## BEGIN EXTRACTED ENTRIES

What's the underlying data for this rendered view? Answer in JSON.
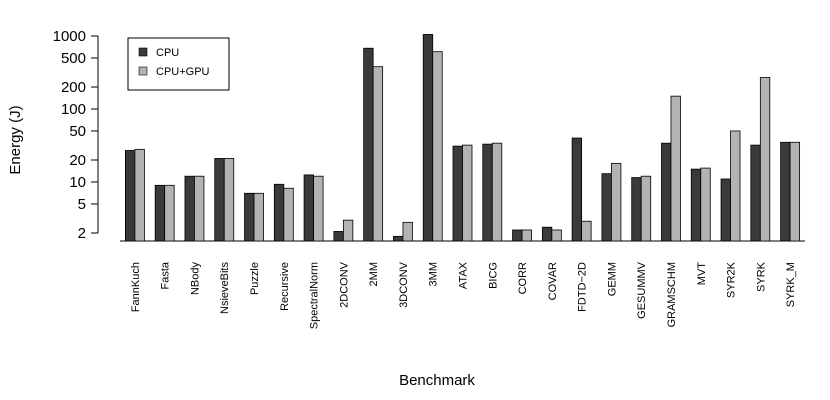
{
  "chart_data": {
    "type": "bar",
    "title": "",
    "xlabel": "Benchmark",
    "ylabel": "Energy (J)",
    "y_scale": "log",
    "ylim": [
      1.6,
      1100
    ],
    "yticks": [
      2,
      5,
      10,
      20,
      50,
      100,
      200,
      500,
      1000
    ],
    "ytick_labels": [
      "2",
      "5",
      "10",
      "20",
      "50",
      "100",
      "200",
      "500",
      "1000"
    ],
    "grid": false,
    "legend_position": "top-left",
    "categories": [
      "FannKuch",
      "Fasta",
      "NBody",
      "NsieveBits",
      "Puzzle",
      "Recursive",
      "SpectralNorm",
      "2DCONV",
      "2MM",
      "3DCONV",
      "3MM",
      "ATAX",
      "BICG",
      "CORR",
      "COVAR",
      "FDTD−2D",
      "GEMM",
      "GESUMMV",
      "GRAMSCHM",
      "MVT",
      "SYR2K",
      "SYRK",
      "SYRK_M"
    ],
    "series": [
      {
        "name": "CPU",
        "color": "#3a3a3a",
        "values": [
          27,
          9,
          12,
          21,
          7,
          9.3,
          12.5,
          2.1,
          680,
          1.8,
          1050,
          31,
          33,
          2.2,
          2.4,
          40,
          13,
          11.5,
          34,
          15,
          11,
          32,
          35
        ]
      },
      {
        "name": "CPU+GPU",
        "color": "#b3b3b3",
        "values": [
          28,
          9,
          12,
          21,
          7,
          8.2,
          12,
          3,
          380,
          2.8,
          610,
          32,
          34,
          2.2,
          2.2,
          2.9,
          18,
          12,
          150,
          15.5,
          50,
          270,
          35
        ]
      }
    ]
  }
}
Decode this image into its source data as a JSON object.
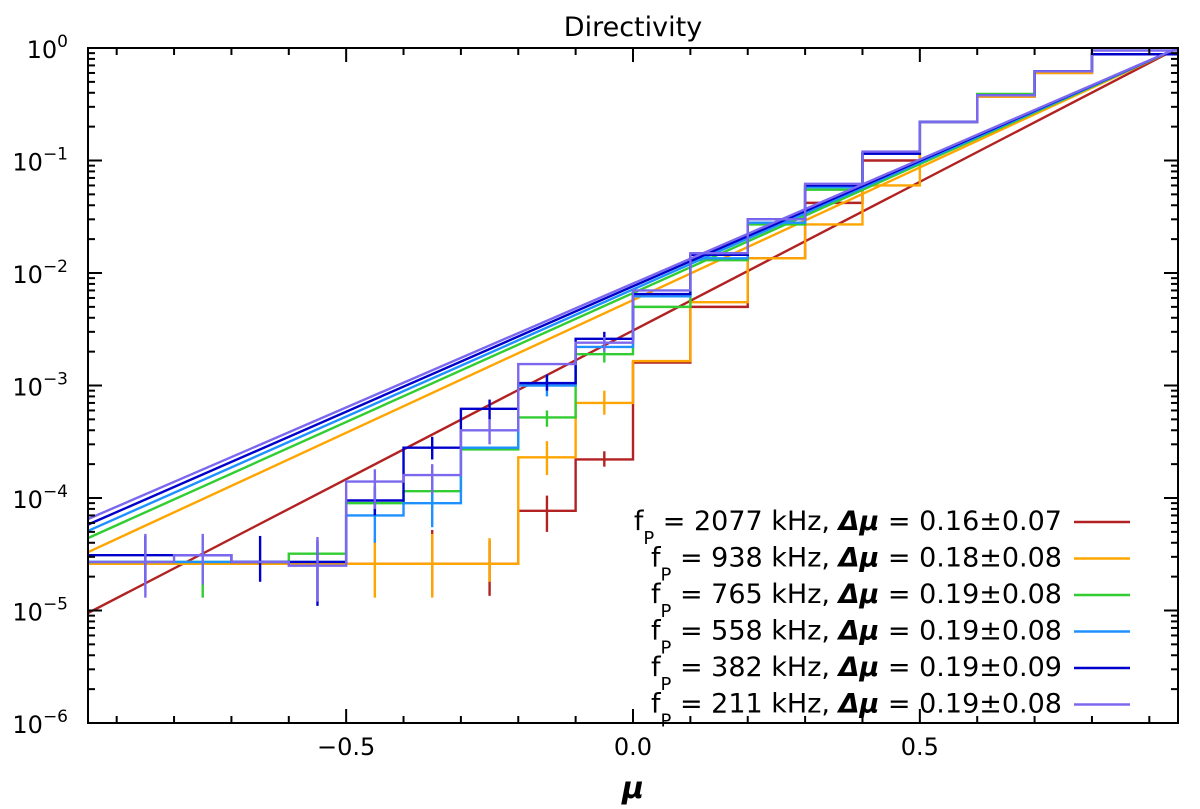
{
  "chart_data": {
    "type": "line",
    "title": "Directivity",
    "xlabel": "μ",
    "ylabel": "",
    "xlim": [
      -0.95,
      0.95
    ],
    "ylim": [
      1e-06,
      1
    ],
    "yscale": "log",
    "x_tick_values": [
      -0.5,
      0.0,
      0.5
    ],
    "x_tick_labels": [
      "−0.5",
      "0.0",
      "0.5"
    ],
    "y_ticks": [
      {
        "value": 1e-06,
        "base": "10",
        "exp": "−6"
      },
      {
        "value": 1e-05,
        "base": "10",
        "exp": "−5"
      },
      {
        "value": 0.0001,
        "base": "10",
        "exp": "−4"
      },
      {
        "value": 0.001,
        "base": "10",
        "exp": "−3"
      },
      {
        "value": 0.01,
        "base": "10",
        "exp": "−2"
      },
      {
        "value": 0.1,
        "base": "10",
        "exp": "−1"
      },
      {
        "value": 1,
        "base": "10",
        "exp": "0"
      }
    ],
    "legend_position": "bottom-right",
    "bin_edges": [
      -0.95,
      -0.8,
      -0.7,
      -0.6,
      -0.5,
      -0.4,
      -0.3,
      -0.2,
      -0.1,
      0.0,
      0.1,
      0.2,
      0.3,
      0.4,
      0.5,
      0.6,
      0.7,
      0.8,
      0.95
    ],
    "bin_centers": [
      -0.85,
      -0.75,
      -0.65,
      -0.55,
      -0.45,
      -0.35,
      -0.25,
      -0.15,
      -0.05,
      0.05,
      0.15,
      0.25,
      0.35,
      0.45,
      0.55,
      0.65,
      0.75,
      0.85
    ],
    "series": [
      {
        "name": "f_p = 2077 kHz",
        "legend": {
          "fp_prefix": "f",
          "fp_sub": "P",
          "text": " = 2077 kHz, ",
          "dmu": "Δμ",
          "value": " = 0.16±0.07"
        },
        "color": "#b22222",
        "fit": {
          "x": [
            -0.95,
            0.95
          ],
          "y": [
            9.5e-06,
            1.0
          ]
        },
        "hist_values": [
          2.6e-05,
          2.6e-05,
          2.6e-05,
          2.6e-05,
          2.6e-05,
          2.6e-05,
          2.6e-05,
          7.7e-05,
          0.00022,
          0.0016,
          0.005,
          0.0135,
          0.042,
          0.1,
          0.22,
          0.37,
          0.6,
          0.88
        ],
        "error_bars": [
          {
            "x": -0.35,
            "low": 1.35e-05,
            "high": 5.2e-05
          },
          {
            "x": -0.25,
            "low": 1.35e-05,
            "high": 4.2e-05
          },
          {
            "x": -0.15,
            "low": 5e-05,
            "high": 0.000105
          },
          {
            "x": -0.05,
            "low": 0.00019,
            "high": 0.00026
          }
        ]
      },
      {
        "name": "f_p = 938 kHz",
        "legend": {
          "fp_prefix": "f",
          "fp_sub": "P",
          "text": " = 938 kHz, ",
          "dmu": "Δμ",
          "value": " = 0.18±0.08"
        },
        "color": "#ffa500",
        "fit": {
          "x": [
            -0.95,
            0.95
          ],
          "y": [
            3.3e-05,
            1.0
          ]
        },
        "hist_values": [
          2.6e-05,
          2.6e-05,
          2.6e-05,
          2.6e-05,
          2.6e-05,
          2.6e-05,
          2.6e-05,
          0.00023,
          0.0007,
          0.00165,
          0.0055,
          0.0135,
          0.027,
          0.06,
          0.22,
          0.37,
          0.6,
          0.88
        ],
        "error_bars": [
          {
            "x": -0.45,
            "low": 1.3e-05,
            "high": 4.5e-05
          },
          {
            "x": -0.35,
            "low": 1.3e-05,
            "high": 4.8e-05
          },
          {
            "x": -0.25,
            "low": 1.8e-05,
            "high": 4.4e-05
          },
          {
            "x": -0.15,
            "low": 0.00016,
            "high": 0.00032
          },
          {
            "x": -0.05,
            "low": 0.00055,
            "high": 0.0009
          }
        ]
      },
      {
        "name": "f_p = 765 kHz",
        "legend": {
          "fp_prefix": "f",
          "fp_sub": "P",
          "text": " = 765 kHz, ",
          "dmu": "Δμ",
          "value": " = 0.19±0.08"
        },
        "color": "#32cd32",
        "fit": {
          "x": [
            -0.95,
            0.95
          ],
          "y": [
            4.4e-05,
            1.0
          ]
        },
        "hist_values": [
          2.7e-05,
          2.7e-05,
          2.7e-05,
          3.2e-05,
          9e-05,
          0.000115,
          0.00027,
          0.00052,
          0.0019,
          0.005,
          0.013,
          0.027,
          0.055,
          0.115,
          0.22,
          0.39,
          0.62,
          0.88
        ],
        "error_bars": [
          {
            "x": -0.75,
            "low": 1.3e-05,
            "high": 4.5e-05
          },
          {
            "x": -0.45,
            "low": 6.5e-05,
            "high": 0.00013
          },
          {
            "x": -0.35,
            "low": 8e-05,
            "high": 0.00015
          },
          {
            "x": -0.15,
            "low": 0.00043,
            "high": 0.0006
          },
          {
            "x": -0.05,
            "low": 0.0016,
            "high": 0.0022
          }
        ]
      },
      {
        "name": "f_p = 558 kHz",
        "legend": {
          "fp_prefix": "f",
          "fp_sub": "P",
          "text": " = 558 kHz, ",
          "dmu": "Δμ",
          "value": " = 0.19±0.08"
        },
        "color": "#1e90ff",
        "fit": {
          "x": [
            -0.95,
            0.95
          ],
          "y": [
            5.1e-05,
            1.0
          ]
        },
        "hist_values": [
          2.7e-05,
          2.7e-05,
          2.7e-05,
          2.7e-05,
          7e-05,
          9e-05,
          0.00028,
          0.001,
          0.0022,
          0.0062,
          0.0135,
          0.028,
          0.058,
          0.115,
          0.22,
          0.38,
          0.62,
          0.88
        ],
        "error_bars": [
          {
            "x": -0.45,
            "low": 4e-05,
            "high": 0.00011
          },
          {
            "x": -0.35,
            "low": 5.5e-05,
            "high": 0.00015
          },
          {
            "x": -0.15,
            "low": 0.0008,
            "high": 0.00125
          }
        ]
      },
      {
        "name": "f_p = 382 kHz",
        "legend": {
          "fp_prefix": "f",
          "fp_sub": "P",
          "text": " = 382 kHz, ",
          "dmu": "Δμ",
          "value": " = 0.19±0.09"
        },
        "color": "#0000cd",
        "fit": {
          "x": [
            -0.95,
            0.95
          ],
          "y": [
            5.8e-05,
            1.0
          ]
        },
        "hist_values": [
          3.1e-05,
          3.1e-05,
          2.7e-05,
          2.7e-05,
          9.5e-05,
          0.00028,
          0.00062,
          0.00105,
          0.0026,
          0.0065,
          0.0145,
          0.03,
          0.06,
          0.115,
          0.22,
          0.38,
          0.62,
          0.88
        ],
        "error_bars": [
          {
            "x": -0.85,
            "low": 1.8e-05,
            "high": 4.6e-05
          },
          {
            "x": -0.65,
            "low": 1.8e-05,
            "high": 4.6e-05
          },
          {
            "x": -0.55,
            "low": 1.1e-05,
            "high": 4.2e-05
          },
          {
            "x": -0.45,
            "low": 7e-05,
            "high": 0.000125
          },
          {
            "x": -0.35,
            "low": 0.00022,
            "high": 0.00035
          },
          {
            "x": -0.25,
            "low": 0.0005,
            "high": 0.00075
          },
          {
            "x": -0.15,
            "low": 0.0009,
            "high": 0.00125
          },
          {
            "x": -0.05,
            "low": 0.0022,
            "high": 0.003
          }
        ]
      },
      {
        "name": "f_p = 211 kHz",
        "legend": {
          "fp_prefix": "f",
          "fp_sub": "P",
          "text": " = 211 kHz, ",
          "dmu": "Δμ",
          "value": " = 0.19±0.08"
        },
        "color": "#7b68ee",
        "fit": {
          "x": [
            -0.95,
            0.95
          ],
          "y": [
            6.5e-05,
            1.0
          ]
        },
        "hist_values": [
          2.7e-05,
          3.1e-05,
          2.7e-05,
          2.5e-05,
          0.00014,
          0.00016,
          0.0004,
          0.00155,
          0.0024,
          0.007,
          0.015,
          0.03,
          0.062,
          0.12,
          0.22,
          0.38,
          0.62,
          0.95
        ],
        "error_bars": [
          {
            "x": -0.85,
            "low": 1.3e-05,
            "high": 4.8e-05
          },
          {
            "x": -0.75,
            "low": 1.7e-05,
            "high": 4.8e-05
          },
          {
            "x": -0.55,
            "low": 1.2e-05,
            "high": 4.5e-05
          },
          {
            "x": -0.45,
            "low": 8e-05,
            "high": 0.00018
          },
          {
            "x": -0.35,
            "low": 0.00011,
            "high": 0.0002
          },
          {
            "x": -0.25,
            "low": 0.0003,
            "high": 0.0005
          },
          {
            "x": -0.05,
            "low": 0.002,
            "high": 0.0027
          }
        ]
      }
    ]
  }
}
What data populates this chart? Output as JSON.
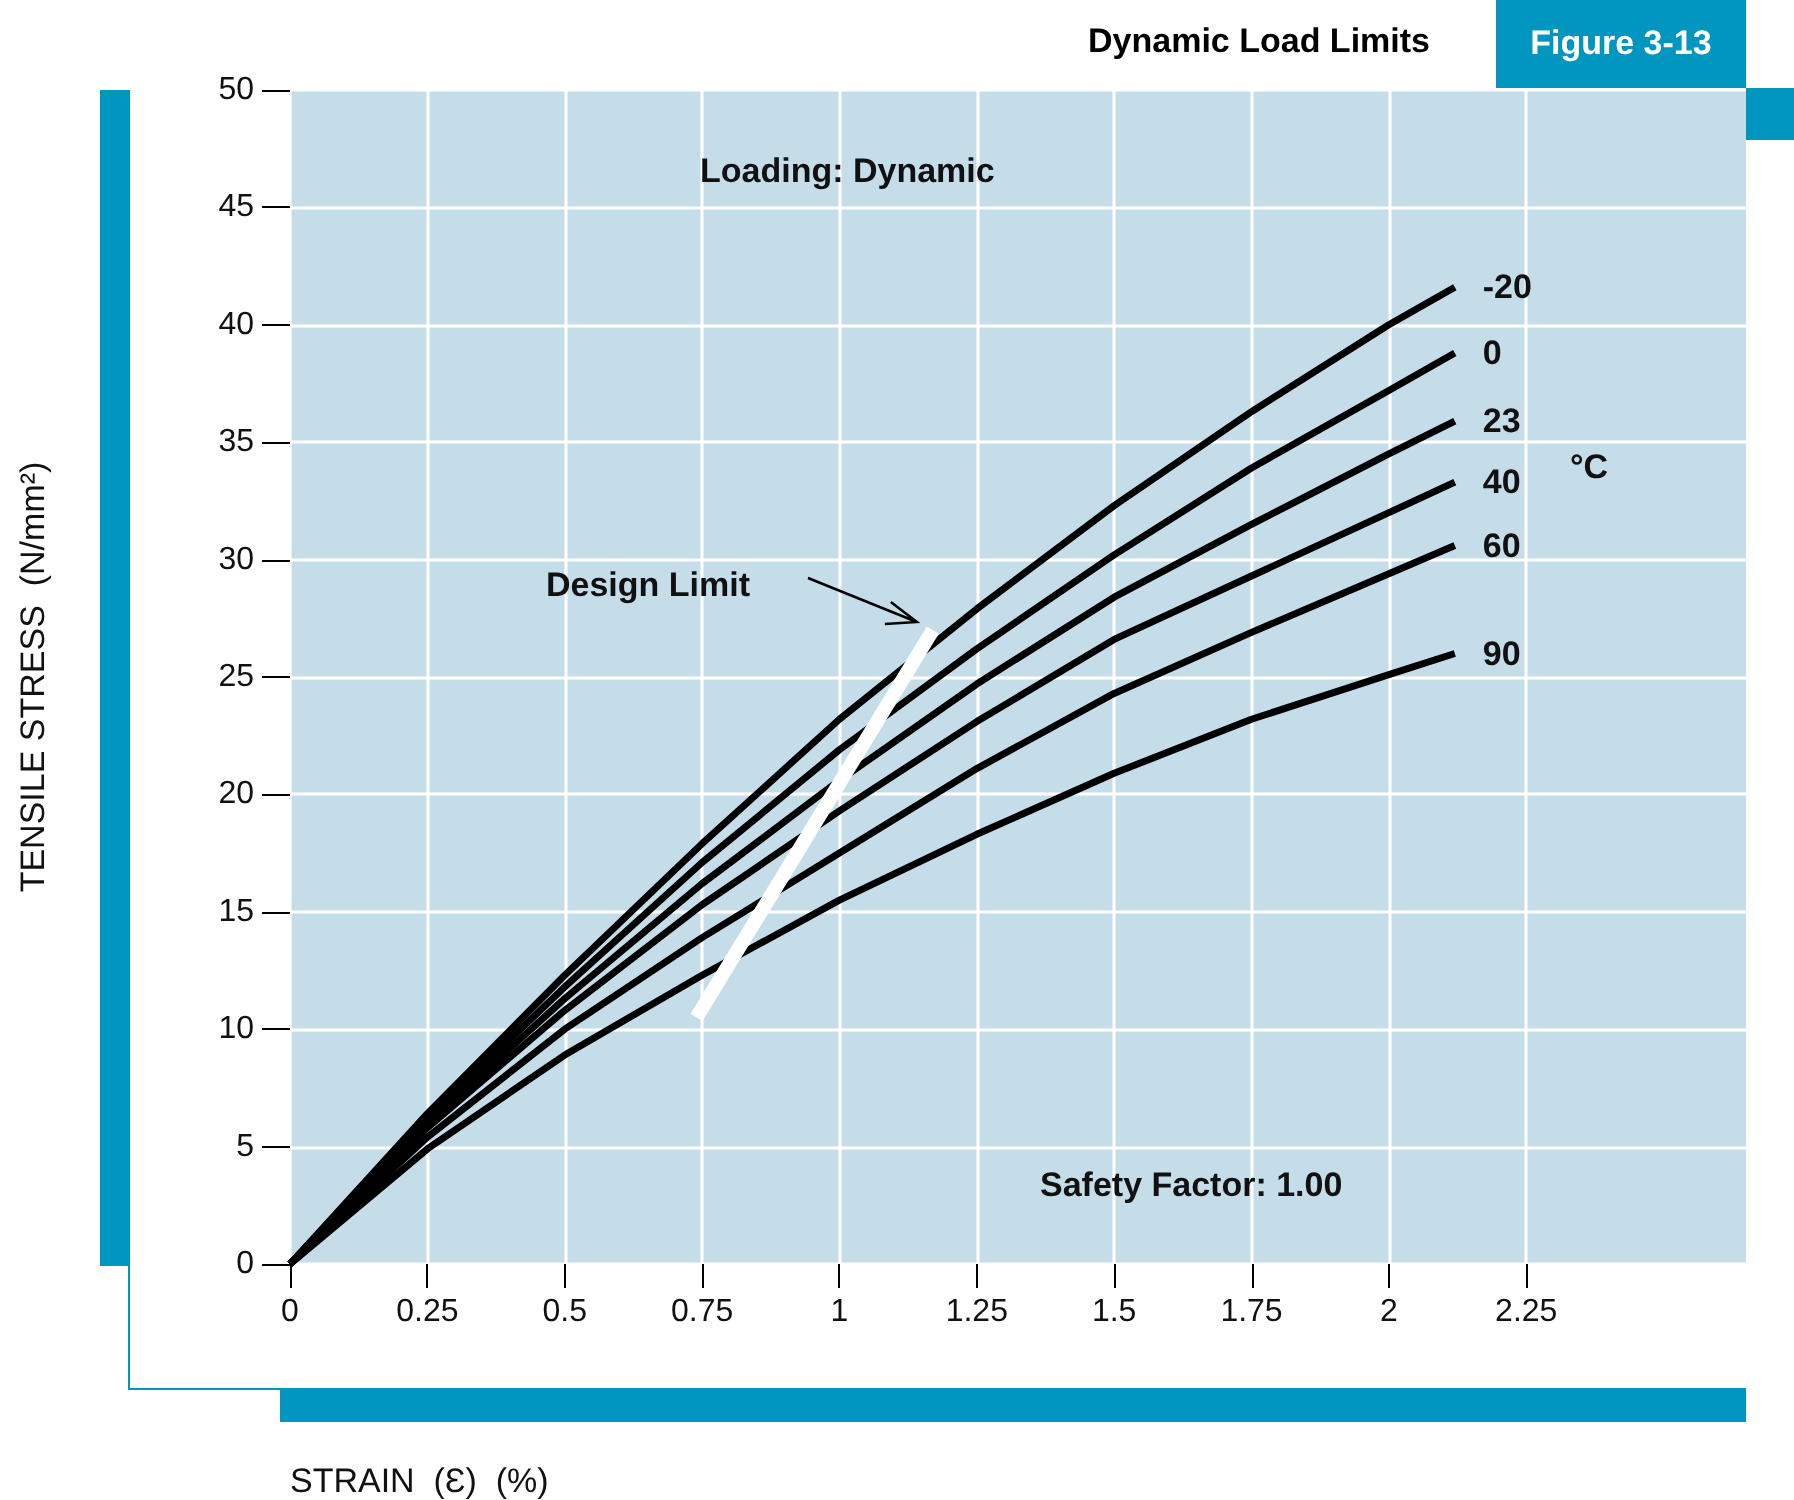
{
  "chart_data": {
    "type": "line",
    "title": "Dynamic Load Limits",
    "subtitle": "Figure 3-13",
    "xlabel": "STRAIN  (Ɛ)  (%)",
    "ylabel": "TENSILE STRESS  (N/mm²)",
    "legend_title": "°C",
    "annotations": [
      "Loading: Dynamic",
      "Safety Factor: 1.00",
      "Design Limit"
    ],
    "x": [
      0,
      0.25,
      0.5,
      0.75,
      1,
      1.25,
      1.5,
      1.75,
      2,
      2.12
    ],
    "series": [
      {
        "name": "-20",
        "color": "#000000",
        "values": [
          0,
          6.4,
          12.3,
          17.9,
          23.2,
          27.9,
          32.3,
          36.3,
          40.0,
          41.6
        ]
      },
      {
        "name": "0",
        "color": "#000000",
        "values": [
          0,
          6.2,
          11.8,
          17.1,
          21.9,
          26.2,
          30.2,
          33.9,
          37.2,
          38.8
        ]
      },
      {
        "name": "23",
        "color": "#000000",
        "values": [
          0,
          6.0,
          11.3,
          16.2,
          20.6,
          24.7,
          28.4,
          31.5,
          34.5,
          35.9
        ]
      },
      {
        "name": "40",
        "color": "#000000",
        "values": [
          0,
          5.8,
          10.8,
          15.3,
          19.3,
          23.1,
          26.6,
          29.3,
          32.0,
          33.3
        ]
      },
      {
        "name": "60",
        "color": "#000000",
        "values": [
          0,
          5.4,
          10.0,
          13.9,
          17.5,
          21.1,
          24.3,
          26.9,
          29.4,
          30.6
        ]
      },
      {
        "name": "90",
        "color": "#000000",
        "values": [
          0,
          4.9,
          8.9,
          12.3,
          15.5,
          18.3,
          20.9,
          23.2,
          25.1,
          26.0
        ]
      },
      {
        "x": [
          0.74,
          1.17
        ],
        "color": "#ffffff",
        "values": [
          10.5,
          27.0
        ]
      }
    ],
    "xlim": [
      0,
      2.65
    ],
    "xticks": [
      0,
      0.25,
      0.5,
      0.75,
      1,
      1.25,
      1.5,
      1.75,
      2,
      2.25
    ],
    "ylim": [
      0,
      50
    ],
    "yticks": [
      0,
      5,
      10,
      15,
      20,
      25,
      30,
      35,
      40,
      45,
      50
    ],
    "grid": true,
    "marker": "none",
    "line_style": "solid"
  }
}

## END EXTRACTED ENTRIES

Show every line where the string "text" appears.

- _FINISHED TASK_:
          "text": " = 2077 kHz, ",
          "text": " = 938 kHz, ",
          "text": " = 765 kHz, ",
          "text": " = 558 kHz, ",
          "text": " = 382 kHz, ",
          "text": " = 211 kHz, ",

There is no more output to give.